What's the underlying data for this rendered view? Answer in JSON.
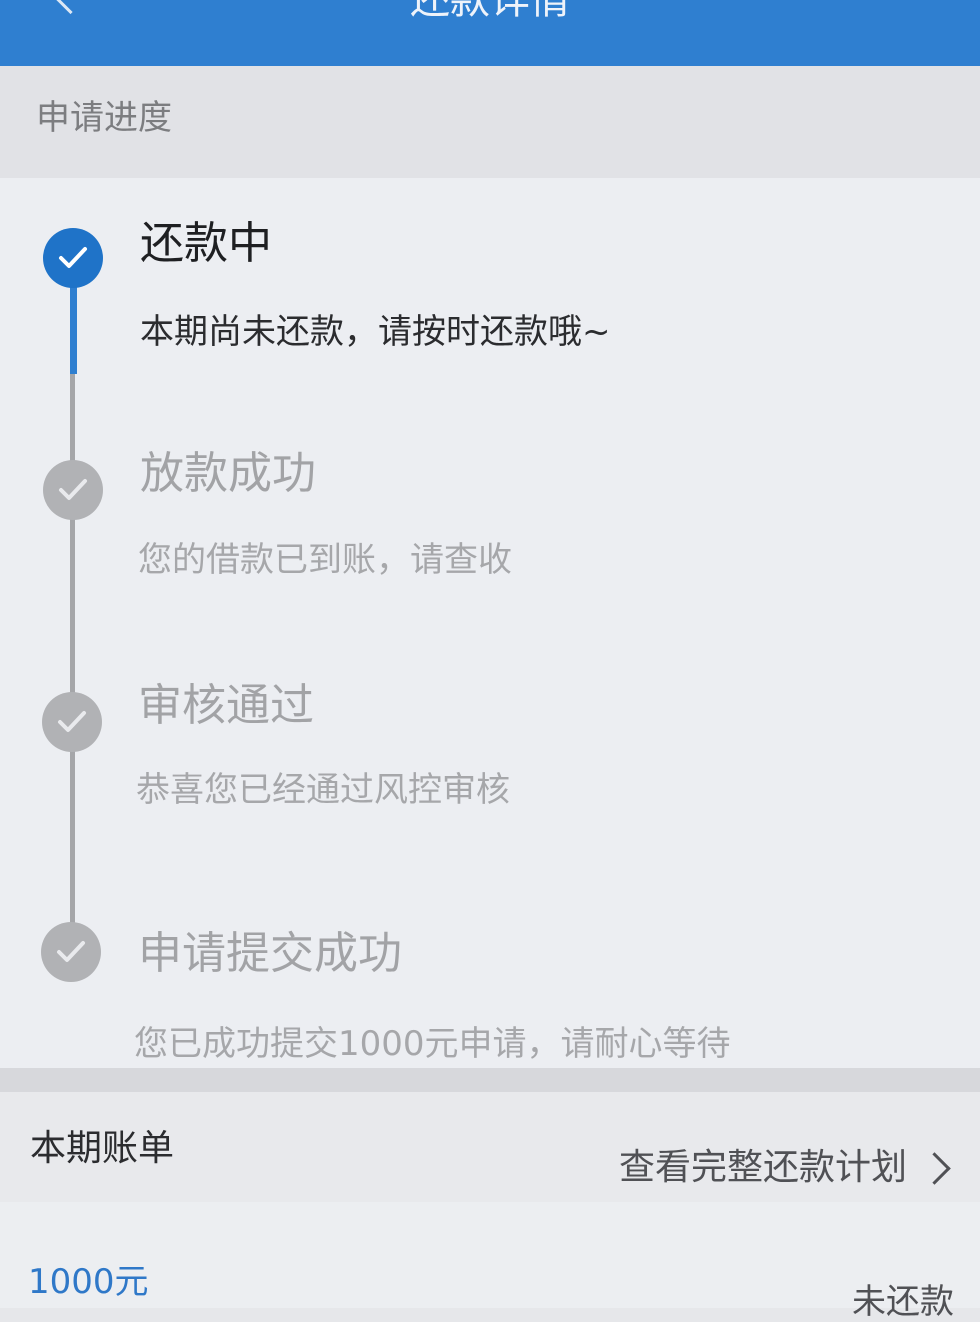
{
  "nav": {
    "title": "还款详情"
  },
  "progress": {
    "section_title": "申请进度",
    "steps": [
      {
        "title": "还款中",
        "desc": "本期尚未还款，请按时还款哦~"
      },
      {
        "title": "放款成功",
        "desc": "您的借款已到账，请查收"
      },
      {
        "title": "审核通过",
        "desc": "恭喜您已经通过风控审核"
      },
      {
        "title": "申请提交成功",
        "desc": "您已成功提交1000元申请，请耐心等待"
      }
    ]
  },
  "bill": {
    "title": "本期账单",
    "link_label": "查看完整还款计划",
    "amount": "1000元",
    "status": "未还款"
  },
  "colors": {
    "primary": "#2f7fd0",
    "inactive": "#b1b2b5"
  },
  "icons": [
    "back-arrow-icon",
    "check-icon",
    "chevron-right-icon"
  ]
}
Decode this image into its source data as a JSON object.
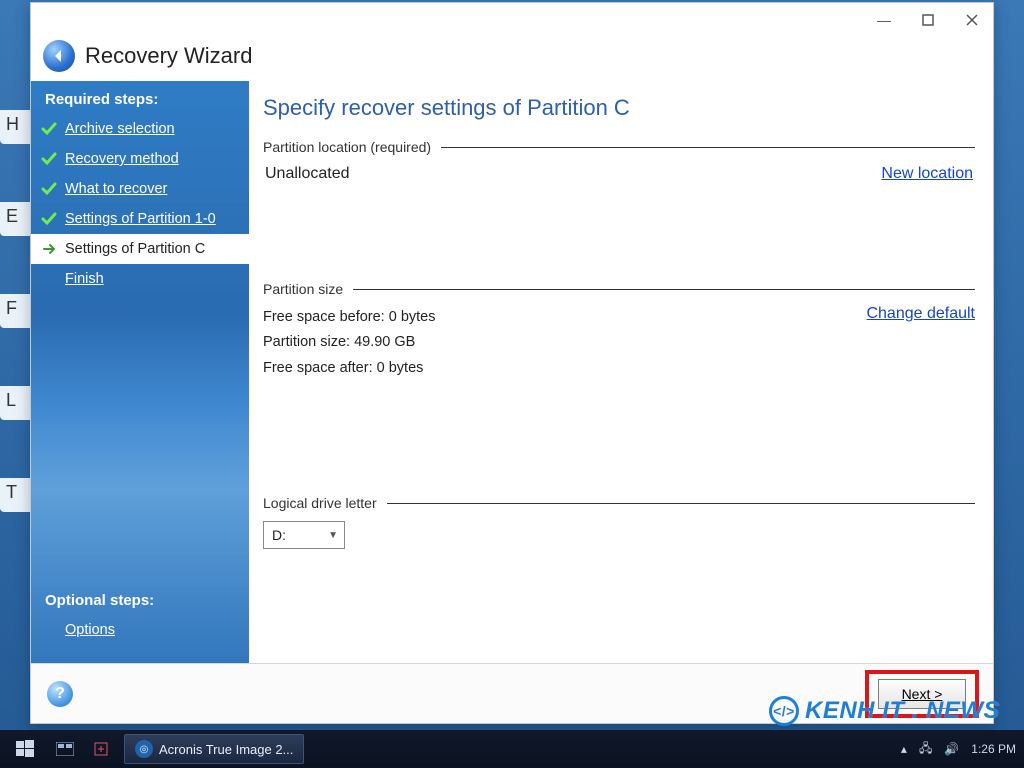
{
  "window": {
    "title": "Recovery Wizard"
  },
  "sidebar": {
    "required_title": "Required steps:",
    "optional_title": "Optional steps:",
    "steps": [
      {
        "label": "Archive selection",
        "done": true
      },
      {
        "label": "Recovery method",
        "done": true
      },
      {
        "label": "What to recover",
        "done": true
      },
      {
        "label": "Settings of Partition 1-0",
        "done": true
      },
      {
        "label": "Settings of Partition C",
        "current": true
      },
      {
        "label": "Finish"
      }
    ],
    "optional": [
      {
        "label": "Options"
      }
    ]
  },
  "content": {
    "page_title": "Specify recover settings of Partition C",
    "loc_header": "Partition location (required)",
    "loc_value": "Unallocated",
    "new_location_link": "New location",
    "size_header": "Partition size",
    "free_before_label": "Free space before:",
    "free_before_value": "0 bytes",
    "psize_label": "Partition size:",
    "psize_value": "49.90 GB",
    "free_after_label": "Free space after:",
    "free_after_value": "0 bytes",
    "change_default_link": "Change default",
    "drive_header": "Logical drive letter",
    "drive_value": "D:"
  },
  "footer": {
    "next_label": "Next >"
  },
  "taskbar": {
    "app_label": "Acronis True Image 2...",
    "clock": "1:26 PM"
  },
  "watermark": "KENH IT . NEWS",
  "phantom": {
    "a": "H",
    "b": "E",
    "c": "F",
    "d": "L",
    "e": "T"
  }
}
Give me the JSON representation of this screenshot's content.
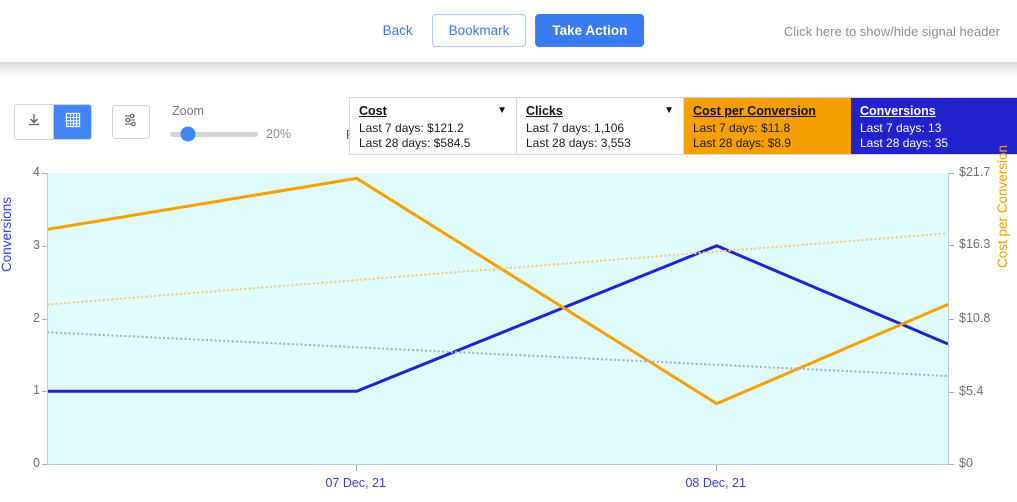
{
  "header": {
    "back_label": "Back",
    "bookmark_label": "Bookmark",
    "take_action_label": "Take Action",
    "signal_toggle_label": "Click here to show/hide signal header"
  },
  "toolbar": {
    "download_icon": "download-icon",
    "table_icon": "table-grid-icon",
    "settings_icon": "sliders-settings-icon",
    "zoom_label": "Zoom",
    "zoom_percent": "20%",
    "zoom_value": 20,
    "reset_icon": "refresh-ccw-icon",
    "reset_label": "Reset"
  },
  "cards": [
    {
      "title": "Cost",
      "line1": "Last 7 days: $121.2",
      "line2": "Last 28 days: $584.5",
      "caret": "▼",
      "style": "plain"
    },
    {
      "title": "Clicks",
      "line1": "Last 7 days: 1,106",
      "line2": "Last 28 days: 3,553",
      "caret": "▼",
      "style": "plain"
    },
    {
      "title": "Cost per Conversion",
      "line1": "Last 7 days: $11.8",
      "line2": "Last 28 days: $8.9",
      "caret": "",
      "style": "orange"
    },
    {
      "title": "Conversions",
      "line1": "Last 7 days: 13",
      "line2": "Last 28 days: 35",
      "caret": "",
      "style": "blue"
    }
  ],
  "colors": {
    "accent_blue": "#4285f4",
    "series_blue": "#2222cc",
    "series_orange": "#f5a000",
    "trend_blue": "#9fb4df",
    "trend_orange": "#f7c98a",
    "plot_background": "#e0fbfb",
    "link_blue": "#3a7bf0"
  },
  "chart_data": {
    "type": "line",
    "title": "",
    "xlabel": "",
    "grid": false,
    "legend": "none",
    "x": [
      "07 Dec, 21",
      "08 Dec, 21"
    ],
    "x_tick_positions_pct": [
      34.3,
      74.3
    ],
    "left_axis": {
      "label": "Conversions",
      "ticks": [
        0,
        1,
        2,
        3,
        4
      ],
      "tick_labels": [
        "0",
        "1",
        "2",
        "3",
        "4"
      ],
      "range": [
        0,
        4
      ],
      "color": "#3a3ae0"
    },
    "right_axis": {
      "label": "Cost per Conversion",
      "ticks": [
        0,
        5.4,
        10.8,
        16.3,
        21.7
      ],
      "tick_labels": [
        "$0",
        "$5.4",
        "$10.8",
        "$16.3",
        "$21.7"
      ],
      "range": [
        0,
        21.7
      ],
      "color": "#f5a000"
    },
    "series": [
      {
        "name": "Conversions",
        "axis": "left",
        "color": "#2222cc",
        "style": "solid",
        "points_pct_x": [
          0,
          34.3,
          74.3,
          100
        ],
        "values": [
          1,
          1,
          3,
          1.65
        ]
      },
      {
        "name": "Cost per Conversion",
        "axis": "right",
        "color": "#f5a000",
        "style": "solid",
        "points_pct_x": [
          0,
          34.3,
          74.3,
          100
        ],
        "values": [
          17.5,
          21.3,
          4.5,
          11.9
        ]
      },
      {
        "name": "Conversions trend",
        "axis": "left",
        "color": "#9fb4df",
        "style": "dotted",
        "points_pct_x": [
          0,
          100
        ],
        "values": [
          1.81,
          1.21
        ]
      },
      {
        "name": "Cost per Conversion trend",
        "axis": "right",
        "color": "#f7c98a",
        "style": "dotted",
        "points_pct_x": [
          0,
          100
        ],
        "values": [
          11.9,
          17.2
        ]
      }
    ]
  }
}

**REQUIREMENT**:
Above are records with pictures; repeat the records exactly and leave the pictures out.

**SOLUTION FOR THIS PROBLEM**:
What's the underlying data for this rendered view? Answer in JSON.
{
  "nav": {
    "title": "还款详情"
  },
  "progress": {
    "section_title": "申请进度",
    "steps": [
      {
        "title": "还款中",
        "desc": "本期尚未还款，请按时还款哦~"
      },
      {
        "title": "放款成功",
        "desc": "您的借款已到账，请查收"
      },
      {
        "title": "审核通过",
        "desc": "恭喜您已经通过风控审核"
      },
      {
        "title": "申请提交成功",
        "desc": "您已成功提交1000元申请，请耐心等待"
      }
    ]
  },
  "bill": {
    "title": "本期账单",
    "link_label": "查看完整还款计划",
    "amount": "1000元",
    "status": "未还款"
  },
  "colors": {
    "primary": "#2f7fd0",
    "inactive": "#b1b2b5"
  },
  "icons": [
    "back-arrow-icon",
    "check-icon",
    "chevron-right-icon"
  ]
}
Decode this image into its source data as a JSON object.
{
  "window": {
    "title": "Recovery Wizard"
  },
  "sidebar": {
    "required_title": "Required steps:",
    "optional_title": "Optional steps:",
    "steps": [
      {
        "label": "Archive selection",
        "done": true
      },
      {
        "label": "Recovery method",
        "done": true
      },
      {
        "label": "What to recover",
        "done": true
      },
      {
        "label": "Settings of Partition 1-0",
        "done": true
      },
      {
        "label": "Settings of Partition C",
        "current": true
      },
      {
        "label": "Finish"
      }
    ],
    "optional": [
      {
        "label": "Options"
      }
    ]
  },
  "content": {
    "page_title": "Specify recover settings of Partition C",
    "loc_header": "Partition location (required)",
    "loc_value": "Unallocated",
    "new_location_link": "New location",
    "size_header": "Partition size",
    "free_before_label": "Free space before:",
    "free_before_value": "0 bytes",
    "psize_label": "Partition size:",
    "psize_value": "49.90 GB",
    "free_after_label": "Free space after:",
    "free_after_value": "0 bytes",
    "change_default_link": "Change default",
    "drive_header": "Logical drive letter",
    "drive_value": "D:"
  },
  "footer": {
    "next_label": "Next >"
  },
  "taskbar": {
    "app_label": "Acronis True Image 2...",
    "clock": "1:26 PM"
  },
  "watermark": "KENH IT . NEWS",
  "phantom": {
    "a": "H",
    "b": "E",
    "c": "F",
    "d": "L",
    "e": "T"
  }
}
Give me the JSON representation of this screenshot's content.
{
  "header": {
    "back_label": "Back",
    "bookmark_label": "Bookmark",
    "take_action_label": "Take Action",
    "signal_toggle_label": "Click here to show/hide signal header"
  },
  "toolbar": {
    "download_icon": "download-icon",
    "table_icon": "table-grid-icon",
    "settings_icon": "sliders-settings-icon",
    "zoom_label": "Zoom",
    "zoom_percent": "20%",
    "zoom_value": 20,
    "reset_icon": "refresh-ccw-icon",
    "reset_label": "Reset"
  },
  "cards": [
    {
      "title": "Cost",
      "line1": "Last 7 days: $121.2",
      "line2": "Last 28 days: $584.5",
      "caret": "▼",
      "style": "plain"
    },
    {
      "title": "Clicks",
      "line1": "Last 7 days: 1,106",
      "line2": "Last 28 days: 3,553",
      "caret": "▼",
      "style": "plain"
    },
    {
      "title": "Cost per Conversion",
      "line1": "Last 7 days: $11.8",
      "line2": "Last 28 days: $8.9",
      "caret": "",
      "style": "orange"
    },
    {
      "title": "Conversions",
      "line1": "Last 7 days: 13",
      "line2": "Last 28 days: 35",
      "caret": "",
      "style": "blue"
    }
  ],
  "colors": {
    "accent_blue": "#4285f4",
    "series_blue": "#2222cc",
    "series_orange": "#f5a000",
    "trend_blue": "#9fb4df",
    "trend_orange": "#f7c98a",
    "plot_background": "#e0fbfb",
    "link_blue": "#3a7bf0"
  },
  "chart_data": {
    "type": "line",
    "title": "",
    "xlabel": "",
    "grid": false,
    "legend": "none",
    "x": [
      "07 Dec, 21",
      "08 Dec, 21"
    ],
    "x_tick_positions_pct": [
      34.3,
      74.3
    ],
    "left_axis": {
      "label": "Conversions",
      "ticks": [
        0,
        1,
        2,
        3,
        4
      ],
      "tick_labels": [
        "0",
        "1",
        "2",
        "3",
        "4"
      ],
      "range": [
        0,
        4
      ],
      "color": "#3a3ae0"
    },
    "right_axis": {
      "label": "Cost per Conversion",
      "ticks": [
        0,
        5.4,
        10.8,
        16.3,
        21.7
      ],
      "tick_labels": [
        "$0",
        "$5.4",
        "$10.8",
        "$16.3",
        "$21.7"
      ],
      "range": [
        0,
        21.7
      ],
      "color": "#f5a000"
    },
    "series": [
      {
        "name": "Conversions",
        "axis": "left",
        "color": "#2222cc",
        "style": "solid",
        "points_pct_x": [
          0,
          34.3,
          74.3,
          100
        ],
        "values": [
          1,
          1,
          3,
          1.65
        ]
      },
      {
        "name": "Cost per Conversion",
        "axis": "right",
        "color": "#f5a000",
        "style": "solid",
        "points_pct_x": [
          0,
          34.3,
          74.3,
          100
        ],
        "values": [
          17.5,
          21.3,
          4.5,
          11.9
        ]
      },
      {
        "name": "Conversions trend",
        "axis": "left",
        "color": "#9fb4df",
        "style": "dotted",
        "points_pct_x": [
          0,
          100
        ],
        "values": [
          1.81,
          1.21
        ]
      },
      {
        "name": "Cost per Conversion trend",
        "axis": "right",
        "color": "#f7c98a",
        "style": "dotted",
        "points_pct_x": [
          0,
          100
        ],
        "values": [
          11.9,
          17.2
        ]
      }
    ]
  }
}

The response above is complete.